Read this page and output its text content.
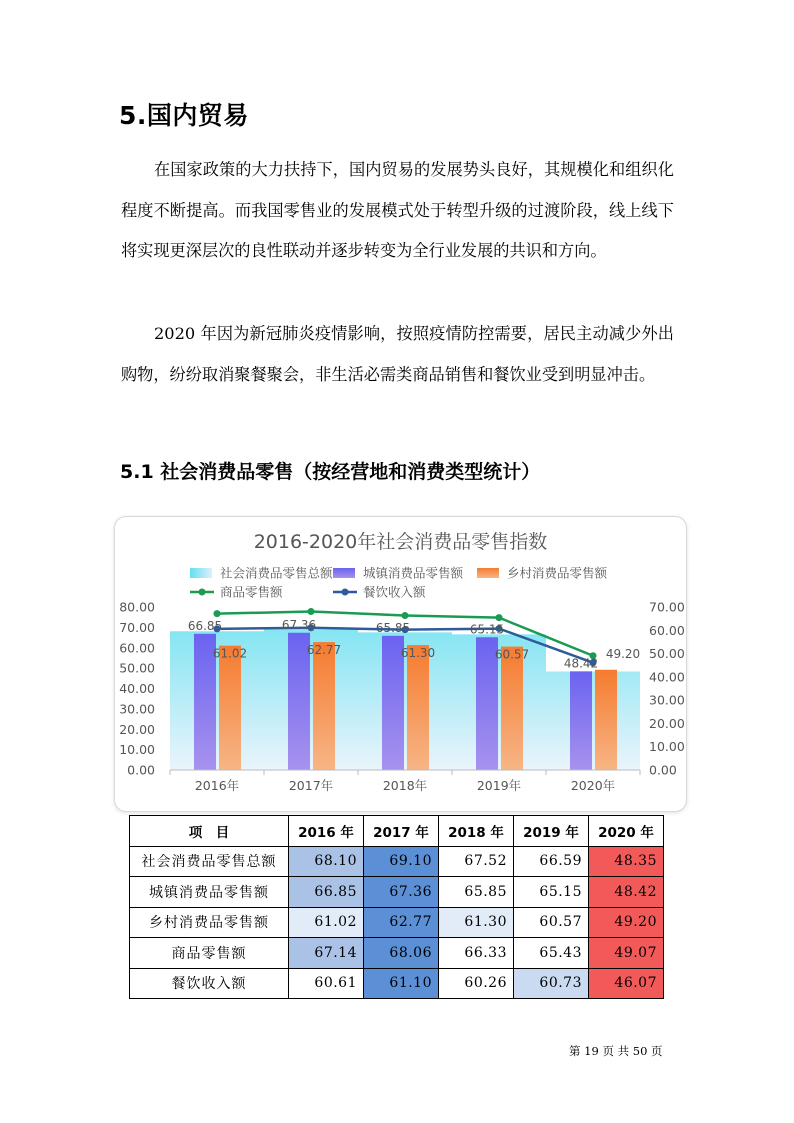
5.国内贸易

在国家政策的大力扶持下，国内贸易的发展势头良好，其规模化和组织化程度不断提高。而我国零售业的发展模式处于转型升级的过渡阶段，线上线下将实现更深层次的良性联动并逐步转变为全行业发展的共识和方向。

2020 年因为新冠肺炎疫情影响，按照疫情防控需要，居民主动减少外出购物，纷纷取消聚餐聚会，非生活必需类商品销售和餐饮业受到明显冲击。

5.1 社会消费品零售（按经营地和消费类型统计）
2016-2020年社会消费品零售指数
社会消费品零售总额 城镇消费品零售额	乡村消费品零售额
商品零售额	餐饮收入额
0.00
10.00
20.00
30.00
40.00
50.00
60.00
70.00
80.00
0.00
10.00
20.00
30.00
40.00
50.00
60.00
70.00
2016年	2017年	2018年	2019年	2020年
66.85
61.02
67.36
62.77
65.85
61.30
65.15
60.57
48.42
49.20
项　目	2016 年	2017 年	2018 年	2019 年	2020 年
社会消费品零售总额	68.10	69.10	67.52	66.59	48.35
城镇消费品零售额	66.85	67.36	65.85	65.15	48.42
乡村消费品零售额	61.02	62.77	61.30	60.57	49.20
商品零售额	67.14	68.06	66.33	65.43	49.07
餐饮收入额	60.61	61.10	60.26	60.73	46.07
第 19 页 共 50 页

+++

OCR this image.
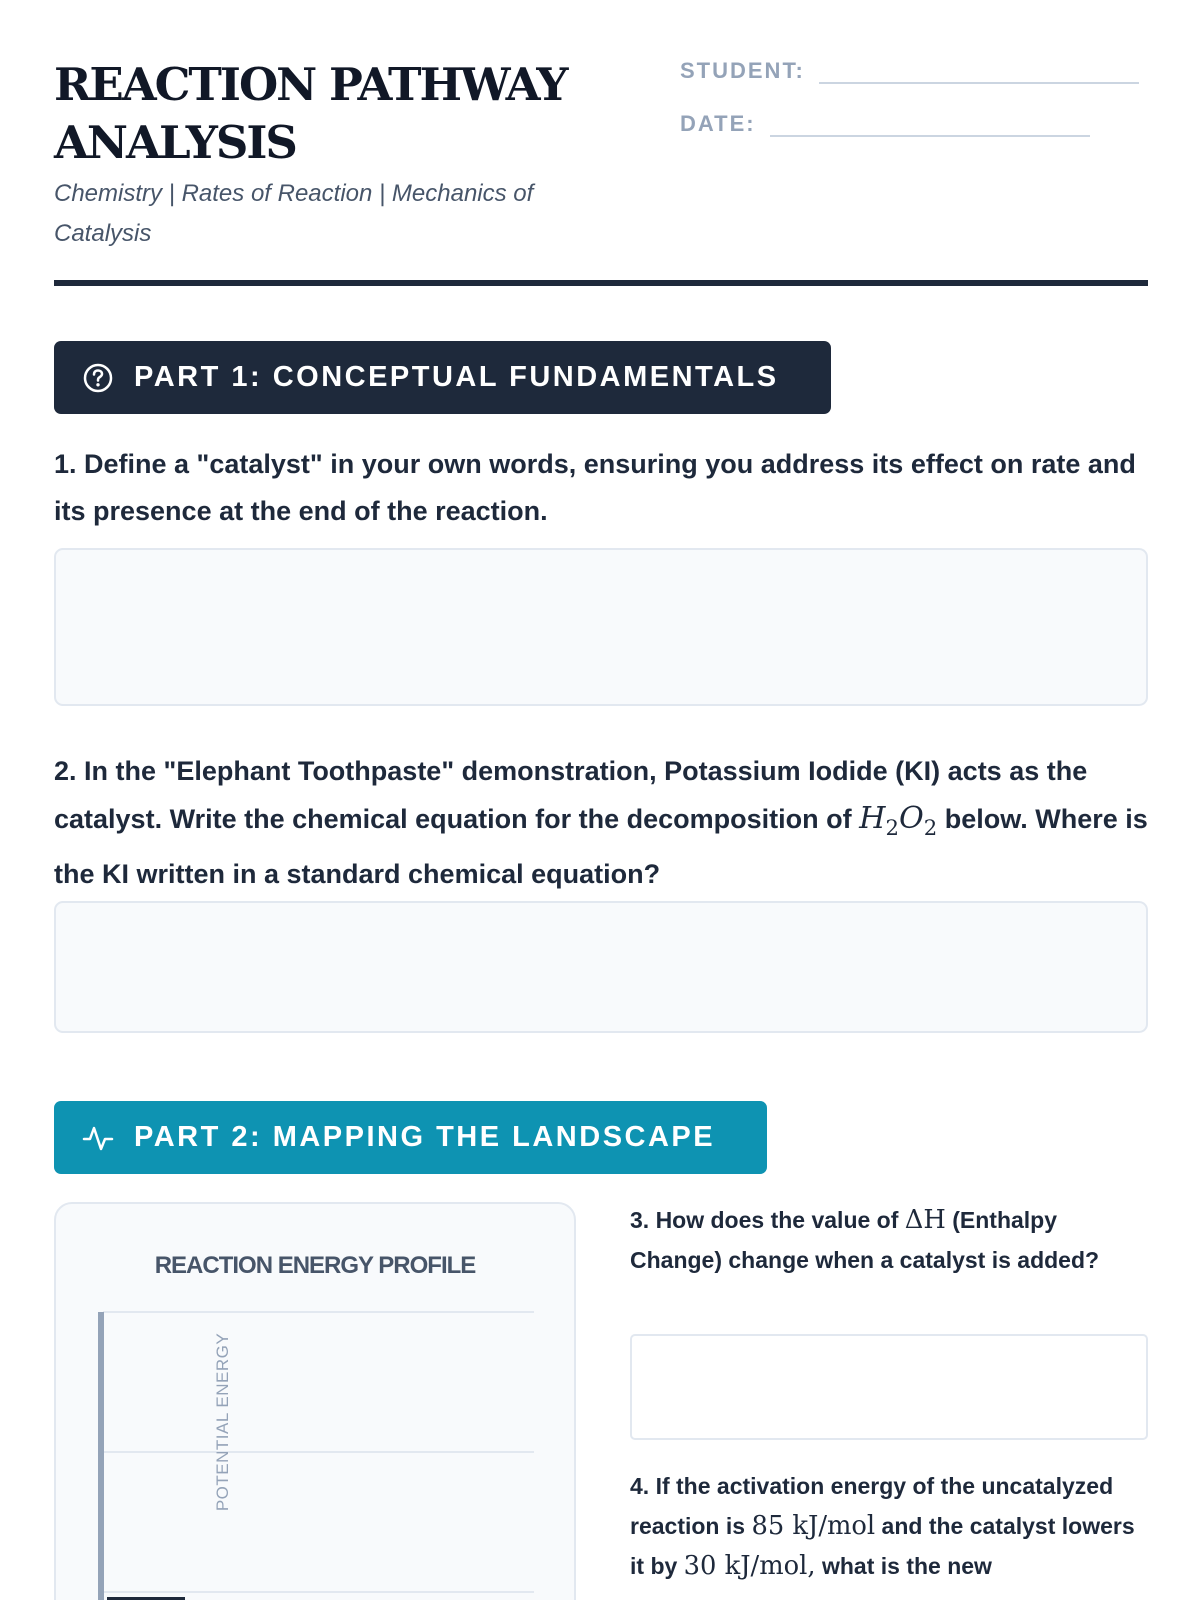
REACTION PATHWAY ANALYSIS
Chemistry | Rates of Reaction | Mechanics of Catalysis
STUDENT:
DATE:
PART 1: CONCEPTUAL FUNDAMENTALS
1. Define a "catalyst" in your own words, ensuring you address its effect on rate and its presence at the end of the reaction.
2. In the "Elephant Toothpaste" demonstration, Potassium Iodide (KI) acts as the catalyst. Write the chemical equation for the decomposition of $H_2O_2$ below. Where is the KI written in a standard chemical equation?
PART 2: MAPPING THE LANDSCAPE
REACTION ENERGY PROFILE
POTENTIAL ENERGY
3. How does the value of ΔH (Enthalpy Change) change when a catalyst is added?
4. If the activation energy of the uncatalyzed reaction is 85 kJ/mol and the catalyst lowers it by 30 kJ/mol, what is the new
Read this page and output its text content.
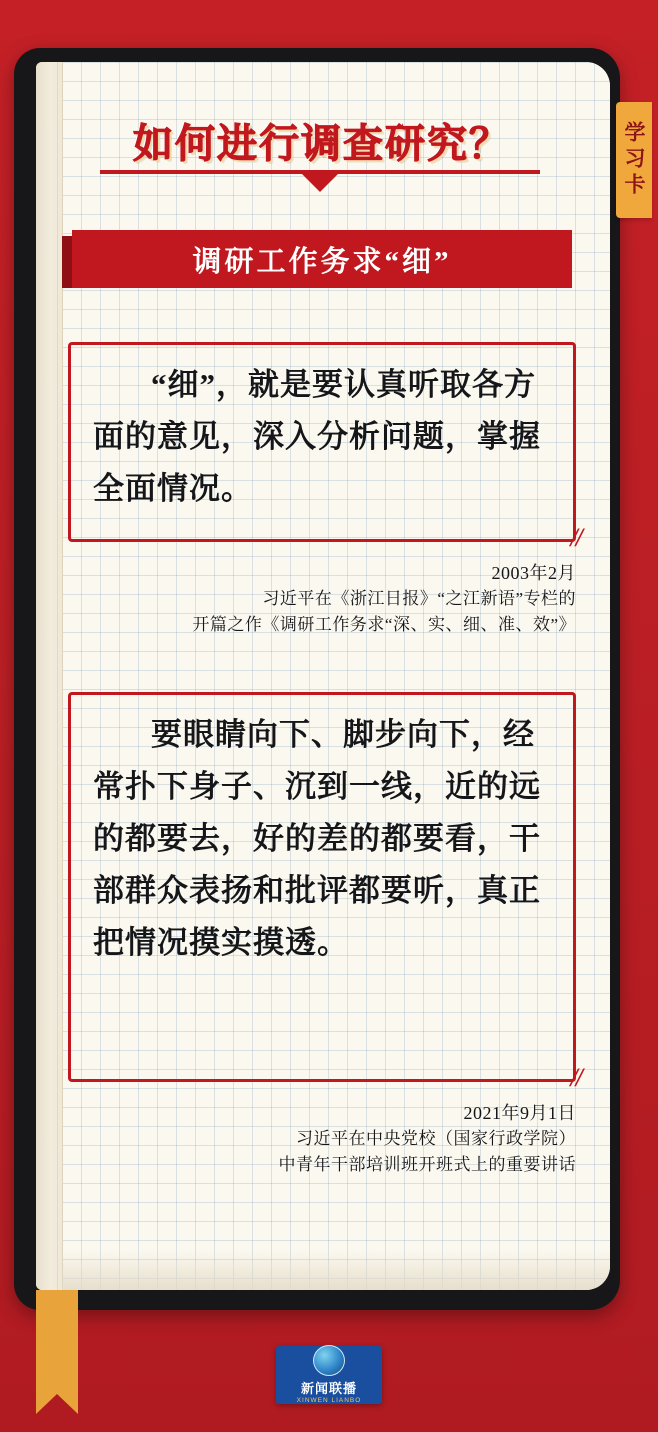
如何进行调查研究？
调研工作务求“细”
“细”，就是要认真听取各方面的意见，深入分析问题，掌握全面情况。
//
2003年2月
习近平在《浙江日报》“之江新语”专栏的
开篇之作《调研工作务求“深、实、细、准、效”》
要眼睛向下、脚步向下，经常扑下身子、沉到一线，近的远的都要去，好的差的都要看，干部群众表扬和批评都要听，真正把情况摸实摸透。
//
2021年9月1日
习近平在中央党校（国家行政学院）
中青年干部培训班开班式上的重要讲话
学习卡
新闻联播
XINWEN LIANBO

+++

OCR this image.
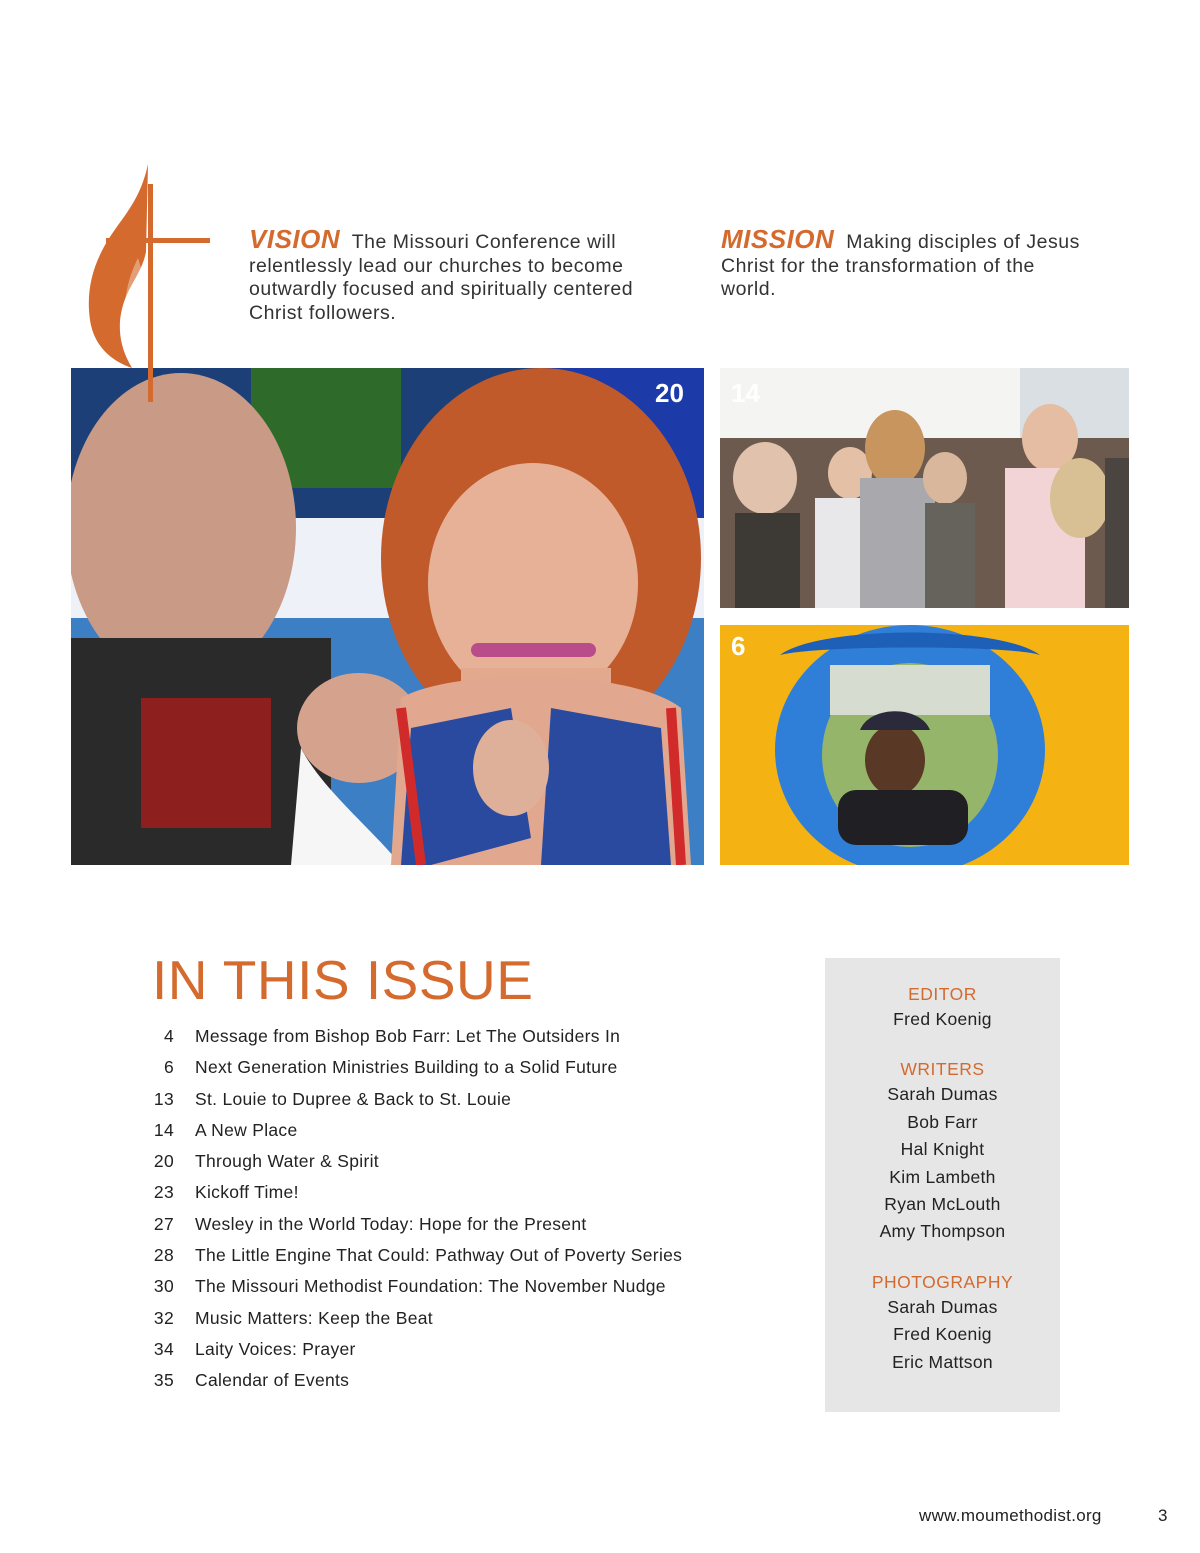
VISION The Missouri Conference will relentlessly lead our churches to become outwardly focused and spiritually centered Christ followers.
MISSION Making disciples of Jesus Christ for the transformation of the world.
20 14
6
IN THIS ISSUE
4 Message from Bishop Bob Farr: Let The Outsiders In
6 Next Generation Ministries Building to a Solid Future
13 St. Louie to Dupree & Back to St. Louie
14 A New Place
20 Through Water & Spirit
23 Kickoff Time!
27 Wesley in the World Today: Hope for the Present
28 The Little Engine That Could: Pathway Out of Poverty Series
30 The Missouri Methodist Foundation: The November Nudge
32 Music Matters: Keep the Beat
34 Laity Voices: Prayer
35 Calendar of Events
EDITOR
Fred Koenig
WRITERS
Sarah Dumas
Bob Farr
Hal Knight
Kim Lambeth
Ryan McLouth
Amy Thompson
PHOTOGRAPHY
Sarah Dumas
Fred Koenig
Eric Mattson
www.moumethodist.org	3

+++

* [Given instruction] Only the number is needed: state how many lines in the listing contain "商品零售额".

* [Response to the exercise] 2